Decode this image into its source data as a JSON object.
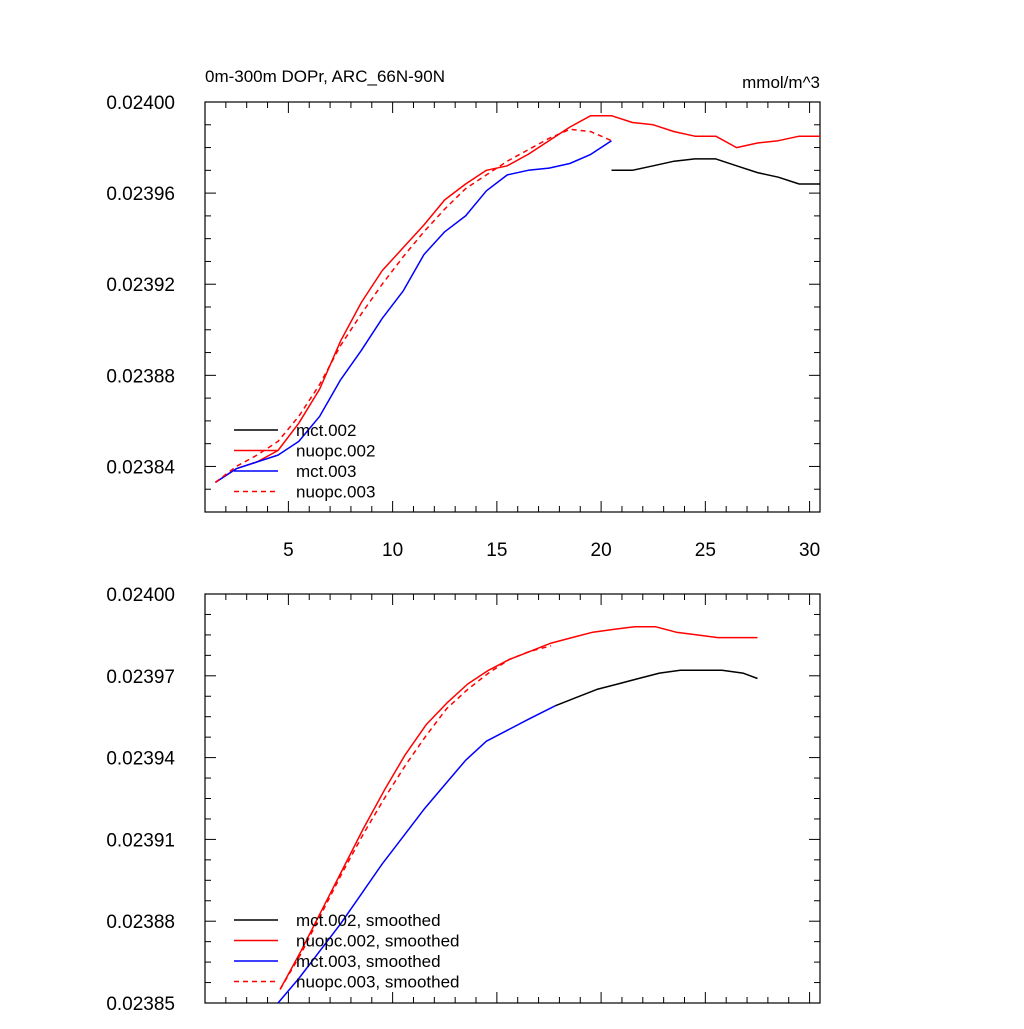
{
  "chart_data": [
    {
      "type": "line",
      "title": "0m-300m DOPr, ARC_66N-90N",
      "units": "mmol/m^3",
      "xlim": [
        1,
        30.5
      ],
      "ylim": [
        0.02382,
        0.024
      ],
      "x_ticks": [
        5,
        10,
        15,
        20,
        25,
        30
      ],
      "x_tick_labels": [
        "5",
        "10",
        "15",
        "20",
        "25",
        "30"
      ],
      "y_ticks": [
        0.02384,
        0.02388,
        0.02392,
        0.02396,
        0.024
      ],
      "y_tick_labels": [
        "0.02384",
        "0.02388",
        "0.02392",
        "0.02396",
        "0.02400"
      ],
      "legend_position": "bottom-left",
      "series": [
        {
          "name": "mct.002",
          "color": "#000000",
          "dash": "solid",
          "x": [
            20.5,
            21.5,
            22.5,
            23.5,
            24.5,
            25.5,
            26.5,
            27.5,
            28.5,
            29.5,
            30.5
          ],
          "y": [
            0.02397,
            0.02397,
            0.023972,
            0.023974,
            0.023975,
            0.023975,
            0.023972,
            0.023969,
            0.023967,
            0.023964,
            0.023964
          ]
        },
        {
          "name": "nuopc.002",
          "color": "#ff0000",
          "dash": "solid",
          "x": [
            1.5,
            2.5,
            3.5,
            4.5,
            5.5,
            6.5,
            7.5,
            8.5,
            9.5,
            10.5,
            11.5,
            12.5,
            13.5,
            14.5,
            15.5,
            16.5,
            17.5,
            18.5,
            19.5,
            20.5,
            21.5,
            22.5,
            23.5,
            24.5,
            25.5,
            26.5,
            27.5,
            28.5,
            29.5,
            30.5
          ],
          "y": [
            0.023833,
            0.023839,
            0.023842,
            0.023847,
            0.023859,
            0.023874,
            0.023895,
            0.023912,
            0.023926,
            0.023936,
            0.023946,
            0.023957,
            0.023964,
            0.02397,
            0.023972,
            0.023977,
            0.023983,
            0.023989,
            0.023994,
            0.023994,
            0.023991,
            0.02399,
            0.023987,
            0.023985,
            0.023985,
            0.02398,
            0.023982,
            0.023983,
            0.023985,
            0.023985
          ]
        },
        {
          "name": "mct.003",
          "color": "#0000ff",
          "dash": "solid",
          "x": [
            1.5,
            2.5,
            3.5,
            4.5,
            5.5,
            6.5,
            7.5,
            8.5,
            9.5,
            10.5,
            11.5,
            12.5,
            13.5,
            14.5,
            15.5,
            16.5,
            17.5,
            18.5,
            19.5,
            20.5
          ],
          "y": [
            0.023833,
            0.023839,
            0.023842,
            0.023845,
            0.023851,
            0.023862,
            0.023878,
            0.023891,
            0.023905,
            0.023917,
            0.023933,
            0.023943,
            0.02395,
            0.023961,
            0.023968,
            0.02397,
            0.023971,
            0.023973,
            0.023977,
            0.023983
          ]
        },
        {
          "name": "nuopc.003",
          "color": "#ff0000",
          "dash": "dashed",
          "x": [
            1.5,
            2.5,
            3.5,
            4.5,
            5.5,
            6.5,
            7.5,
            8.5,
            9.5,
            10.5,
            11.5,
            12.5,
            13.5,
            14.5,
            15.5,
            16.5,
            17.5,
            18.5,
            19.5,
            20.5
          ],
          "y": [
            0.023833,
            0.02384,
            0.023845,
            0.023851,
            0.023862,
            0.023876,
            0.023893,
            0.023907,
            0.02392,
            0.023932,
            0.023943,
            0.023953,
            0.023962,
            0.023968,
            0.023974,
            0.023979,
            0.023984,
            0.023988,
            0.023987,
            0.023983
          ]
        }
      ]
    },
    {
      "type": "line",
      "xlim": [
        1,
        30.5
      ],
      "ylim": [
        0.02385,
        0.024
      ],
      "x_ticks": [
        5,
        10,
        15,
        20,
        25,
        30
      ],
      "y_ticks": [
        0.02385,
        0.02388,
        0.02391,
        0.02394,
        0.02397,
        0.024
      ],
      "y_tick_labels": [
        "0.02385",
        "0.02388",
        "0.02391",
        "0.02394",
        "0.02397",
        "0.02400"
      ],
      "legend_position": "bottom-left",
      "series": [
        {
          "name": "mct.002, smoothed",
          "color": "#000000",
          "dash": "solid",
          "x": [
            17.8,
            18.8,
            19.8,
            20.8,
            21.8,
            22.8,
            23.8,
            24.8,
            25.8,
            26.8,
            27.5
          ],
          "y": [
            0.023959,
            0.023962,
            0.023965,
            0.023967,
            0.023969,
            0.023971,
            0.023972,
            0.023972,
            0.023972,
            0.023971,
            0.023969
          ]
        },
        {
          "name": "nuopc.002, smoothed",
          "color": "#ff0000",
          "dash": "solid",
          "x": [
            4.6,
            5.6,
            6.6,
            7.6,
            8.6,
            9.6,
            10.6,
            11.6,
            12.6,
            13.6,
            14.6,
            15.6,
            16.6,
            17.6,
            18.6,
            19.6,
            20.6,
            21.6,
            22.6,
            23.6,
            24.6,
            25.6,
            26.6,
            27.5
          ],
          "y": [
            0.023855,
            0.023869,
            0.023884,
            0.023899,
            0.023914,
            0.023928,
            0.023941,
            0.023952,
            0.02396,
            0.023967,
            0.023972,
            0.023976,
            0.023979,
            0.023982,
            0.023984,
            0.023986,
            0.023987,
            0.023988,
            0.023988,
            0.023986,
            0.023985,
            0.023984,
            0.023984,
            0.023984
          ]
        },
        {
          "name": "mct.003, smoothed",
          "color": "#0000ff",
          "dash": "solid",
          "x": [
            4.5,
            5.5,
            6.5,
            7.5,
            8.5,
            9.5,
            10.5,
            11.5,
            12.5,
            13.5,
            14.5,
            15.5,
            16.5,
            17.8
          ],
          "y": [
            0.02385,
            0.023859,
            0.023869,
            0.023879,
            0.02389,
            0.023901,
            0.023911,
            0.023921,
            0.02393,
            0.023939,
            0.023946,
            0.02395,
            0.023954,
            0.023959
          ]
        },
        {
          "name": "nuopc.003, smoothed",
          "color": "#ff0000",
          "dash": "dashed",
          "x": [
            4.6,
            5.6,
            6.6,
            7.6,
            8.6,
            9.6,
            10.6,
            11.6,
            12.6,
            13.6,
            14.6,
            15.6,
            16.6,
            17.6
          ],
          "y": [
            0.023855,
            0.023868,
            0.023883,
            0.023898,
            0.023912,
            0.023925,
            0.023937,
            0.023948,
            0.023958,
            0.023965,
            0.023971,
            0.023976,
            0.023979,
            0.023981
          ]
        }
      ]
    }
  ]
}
* * *
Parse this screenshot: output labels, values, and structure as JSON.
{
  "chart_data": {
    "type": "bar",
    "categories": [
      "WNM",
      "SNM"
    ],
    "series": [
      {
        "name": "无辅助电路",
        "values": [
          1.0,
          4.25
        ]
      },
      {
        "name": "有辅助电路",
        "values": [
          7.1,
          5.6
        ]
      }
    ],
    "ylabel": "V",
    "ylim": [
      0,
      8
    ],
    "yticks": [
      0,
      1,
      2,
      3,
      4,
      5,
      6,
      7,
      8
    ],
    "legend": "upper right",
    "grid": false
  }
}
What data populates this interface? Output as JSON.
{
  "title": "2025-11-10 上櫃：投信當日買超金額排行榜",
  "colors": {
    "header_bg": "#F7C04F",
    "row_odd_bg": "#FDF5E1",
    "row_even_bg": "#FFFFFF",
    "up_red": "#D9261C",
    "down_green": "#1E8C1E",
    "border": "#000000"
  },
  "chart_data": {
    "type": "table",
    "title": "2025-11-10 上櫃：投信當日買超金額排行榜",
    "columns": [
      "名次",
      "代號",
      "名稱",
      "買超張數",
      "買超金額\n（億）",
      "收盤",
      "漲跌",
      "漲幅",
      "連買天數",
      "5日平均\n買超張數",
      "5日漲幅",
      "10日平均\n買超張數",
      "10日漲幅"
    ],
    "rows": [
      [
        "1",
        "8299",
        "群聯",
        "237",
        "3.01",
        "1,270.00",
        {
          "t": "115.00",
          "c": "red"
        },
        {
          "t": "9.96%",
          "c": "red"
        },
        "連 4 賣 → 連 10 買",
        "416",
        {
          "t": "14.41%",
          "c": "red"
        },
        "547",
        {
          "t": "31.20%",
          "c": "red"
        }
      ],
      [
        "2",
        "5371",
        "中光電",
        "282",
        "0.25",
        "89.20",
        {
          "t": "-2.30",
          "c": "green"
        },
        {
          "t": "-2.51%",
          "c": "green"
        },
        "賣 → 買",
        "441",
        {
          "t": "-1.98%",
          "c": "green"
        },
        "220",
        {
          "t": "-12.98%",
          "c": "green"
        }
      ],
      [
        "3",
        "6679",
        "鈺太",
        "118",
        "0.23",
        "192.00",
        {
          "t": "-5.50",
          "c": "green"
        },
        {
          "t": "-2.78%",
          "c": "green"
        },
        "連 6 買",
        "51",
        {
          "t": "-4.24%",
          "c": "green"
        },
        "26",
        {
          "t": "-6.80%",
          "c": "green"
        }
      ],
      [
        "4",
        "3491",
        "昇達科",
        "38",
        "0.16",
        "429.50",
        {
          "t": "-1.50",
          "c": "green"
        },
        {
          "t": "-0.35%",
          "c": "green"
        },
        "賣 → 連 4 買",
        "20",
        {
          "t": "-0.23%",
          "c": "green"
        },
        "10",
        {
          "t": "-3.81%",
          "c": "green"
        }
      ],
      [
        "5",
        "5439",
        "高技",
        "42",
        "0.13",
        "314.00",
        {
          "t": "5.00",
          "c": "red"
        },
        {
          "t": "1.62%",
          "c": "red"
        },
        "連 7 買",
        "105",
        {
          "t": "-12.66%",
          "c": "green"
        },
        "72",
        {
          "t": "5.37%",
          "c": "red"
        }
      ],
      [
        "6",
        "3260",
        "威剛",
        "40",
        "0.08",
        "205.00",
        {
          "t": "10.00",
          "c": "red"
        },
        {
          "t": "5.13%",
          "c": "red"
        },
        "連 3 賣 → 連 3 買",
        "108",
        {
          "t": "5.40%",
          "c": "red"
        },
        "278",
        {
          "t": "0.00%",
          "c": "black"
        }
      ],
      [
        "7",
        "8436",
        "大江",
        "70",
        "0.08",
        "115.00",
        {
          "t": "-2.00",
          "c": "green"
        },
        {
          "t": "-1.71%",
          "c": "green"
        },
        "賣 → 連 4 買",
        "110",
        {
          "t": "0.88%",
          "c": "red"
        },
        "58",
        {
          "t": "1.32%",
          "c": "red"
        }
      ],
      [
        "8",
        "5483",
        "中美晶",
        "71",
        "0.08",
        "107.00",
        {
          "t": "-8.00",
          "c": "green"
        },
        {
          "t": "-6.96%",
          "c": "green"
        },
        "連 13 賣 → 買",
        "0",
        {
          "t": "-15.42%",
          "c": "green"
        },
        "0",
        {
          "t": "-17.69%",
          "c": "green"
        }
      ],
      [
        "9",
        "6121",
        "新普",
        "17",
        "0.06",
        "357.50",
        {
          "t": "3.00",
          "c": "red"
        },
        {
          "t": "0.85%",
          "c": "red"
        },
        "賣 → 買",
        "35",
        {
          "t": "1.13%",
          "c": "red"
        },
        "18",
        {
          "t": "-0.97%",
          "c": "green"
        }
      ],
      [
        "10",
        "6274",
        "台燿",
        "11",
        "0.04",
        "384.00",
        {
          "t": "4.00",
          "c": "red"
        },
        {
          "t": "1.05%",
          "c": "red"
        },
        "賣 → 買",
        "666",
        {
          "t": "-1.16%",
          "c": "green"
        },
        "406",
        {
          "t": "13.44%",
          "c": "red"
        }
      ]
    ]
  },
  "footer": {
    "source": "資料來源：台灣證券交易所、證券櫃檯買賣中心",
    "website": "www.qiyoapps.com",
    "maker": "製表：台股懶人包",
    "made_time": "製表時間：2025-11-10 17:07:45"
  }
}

TASK DESCRIPTION: Report how many lines in this data include the string "type", and nothing else.

FINISHED TASK: 4